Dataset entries

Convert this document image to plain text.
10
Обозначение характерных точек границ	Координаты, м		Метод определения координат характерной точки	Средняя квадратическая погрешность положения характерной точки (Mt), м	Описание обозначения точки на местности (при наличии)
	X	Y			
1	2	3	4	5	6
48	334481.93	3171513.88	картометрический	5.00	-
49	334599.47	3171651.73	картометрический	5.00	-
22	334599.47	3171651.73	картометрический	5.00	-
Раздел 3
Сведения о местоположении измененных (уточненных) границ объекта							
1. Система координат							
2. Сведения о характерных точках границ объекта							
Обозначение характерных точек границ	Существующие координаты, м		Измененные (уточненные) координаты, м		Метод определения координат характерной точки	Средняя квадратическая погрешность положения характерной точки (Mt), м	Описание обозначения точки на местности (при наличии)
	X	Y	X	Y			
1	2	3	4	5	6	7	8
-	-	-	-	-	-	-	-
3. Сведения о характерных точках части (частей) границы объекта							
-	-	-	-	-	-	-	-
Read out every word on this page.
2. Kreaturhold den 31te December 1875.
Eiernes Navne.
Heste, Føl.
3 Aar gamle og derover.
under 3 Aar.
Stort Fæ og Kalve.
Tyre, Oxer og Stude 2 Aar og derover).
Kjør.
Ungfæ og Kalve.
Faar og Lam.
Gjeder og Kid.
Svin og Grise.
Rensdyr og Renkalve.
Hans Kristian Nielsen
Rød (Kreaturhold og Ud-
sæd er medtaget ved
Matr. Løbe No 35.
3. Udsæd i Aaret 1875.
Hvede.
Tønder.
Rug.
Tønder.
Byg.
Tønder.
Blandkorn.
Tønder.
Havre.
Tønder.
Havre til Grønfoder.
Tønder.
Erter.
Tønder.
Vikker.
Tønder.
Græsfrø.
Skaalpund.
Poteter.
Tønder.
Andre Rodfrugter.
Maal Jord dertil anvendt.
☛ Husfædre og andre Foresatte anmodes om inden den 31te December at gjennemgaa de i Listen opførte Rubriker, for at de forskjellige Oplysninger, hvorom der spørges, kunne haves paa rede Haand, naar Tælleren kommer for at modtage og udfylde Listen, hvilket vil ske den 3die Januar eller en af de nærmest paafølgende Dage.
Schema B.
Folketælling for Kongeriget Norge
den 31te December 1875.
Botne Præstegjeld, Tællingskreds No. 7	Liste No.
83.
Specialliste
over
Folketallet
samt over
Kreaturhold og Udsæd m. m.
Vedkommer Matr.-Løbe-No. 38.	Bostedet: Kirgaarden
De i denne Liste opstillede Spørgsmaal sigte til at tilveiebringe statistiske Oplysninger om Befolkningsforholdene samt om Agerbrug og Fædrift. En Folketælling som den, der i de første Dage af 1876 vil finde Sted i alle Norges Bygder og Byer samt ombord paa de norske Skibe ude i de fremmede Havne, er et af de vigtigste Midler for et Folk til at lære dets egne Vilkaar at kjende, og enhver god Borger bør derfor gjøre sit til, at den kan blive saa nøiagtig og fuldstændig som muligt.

§ **DIRECTIONS FOR THIS TASK**
Looking at the listing above, count the lines that contain "Oplysninger" and give nothing but the number.

§ **ANSWER TO THIS EXERCISE**
2